*Problem*: Compute how many lines in the entries below contain "this", and output nothing but the number.

[Records from a collection of figures]

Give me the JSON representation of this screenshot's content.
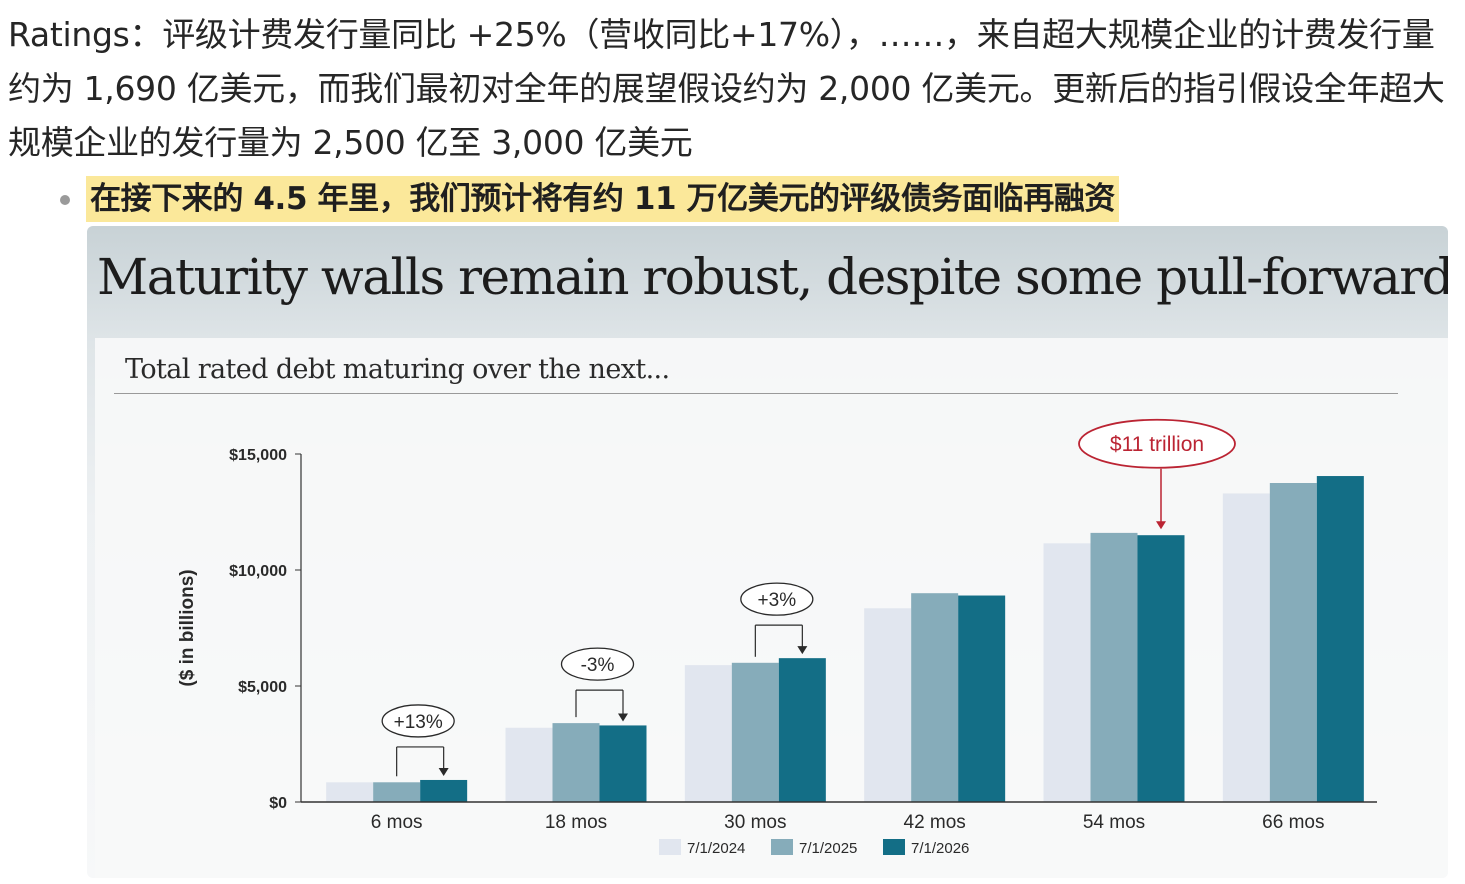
{
  "text": {
    "paragraph": "Ratings：评级计费发行量同比 +25%（营收同比+17%），……，来自超大规模企业的计费发行量约为 1,690 亿美元，而我们最初对全年的展望假设约为 2,000 亿美元。更新后的指引假设全年超大规模企业的发行量为 2,500 亿至 3,000 亿美元",
    "bullet": "在接下来的 4.5 年里，我们预计将有约 11 万亿美元的评级债务面临再融资"
  },
  "slide": {
    "title": "Maturity walls remain robust, despite some pull-forward",
    "subtitle": "Total rated debt maturing over the next..."
  },
  "colors": {
    "series": [
      "#e1e6ef",
      "#86acba",
      "#136e86"
    ],
    "axis": "#333333",
    "highlight": "#bb2433"
  },
  "chart_data": {
    "type": "bar",
    "ylabel": "($ in billions)",
    "ylim": [
      0,
      15000
    ],
    "yticks": [
      "$0",
      "$5,000",
      "$10,000",
      "$15,000"
    ],
    "categories": [
      "6 mos",
      "18 mos",
      "30 mos",
      "42 mos",
      "54 mos",
      "66 mos"
    ],
    "series": [
      {
        "name": "7/1/2024",
        "values": [
          850,
          3200,
          5900,
          8350,
          11150,
          13300
        ]
      },
      {
        "name": "7/1/2025",
        "values": [
          850,
          3400,
          6000,
          9000,
          11600,
          13750
        ]
      },
      {
        "name": "7/1/2026",
        "values": [
          950,
          3300,
          6200,
          8900,
          11500,
          14050
        ]
      }
    ],
    "legend_position": "bottom-center",
    "annotations": [
      {
        "category": "6 mos",
        "text": "+13%"
      },
      {
        "category": "18 mos",
        "text": "-3%"
      },
      {
        "category": "30 mos",
        "text": "+3%"
      },
      {
        "category": "54 mos",
        "text": "$11 trillion"
      }
    ]
  }
}
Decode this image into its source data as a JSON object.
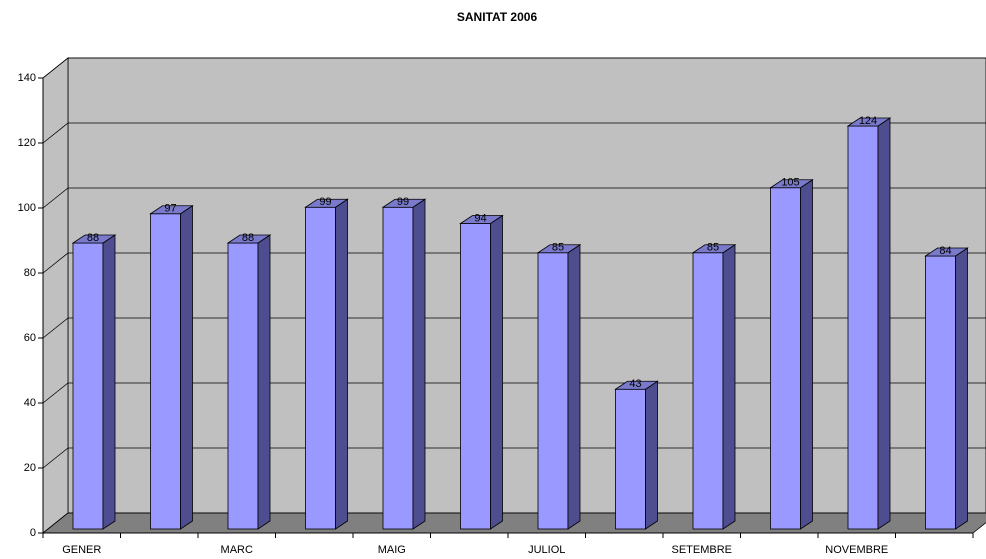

*Output of the task*: 2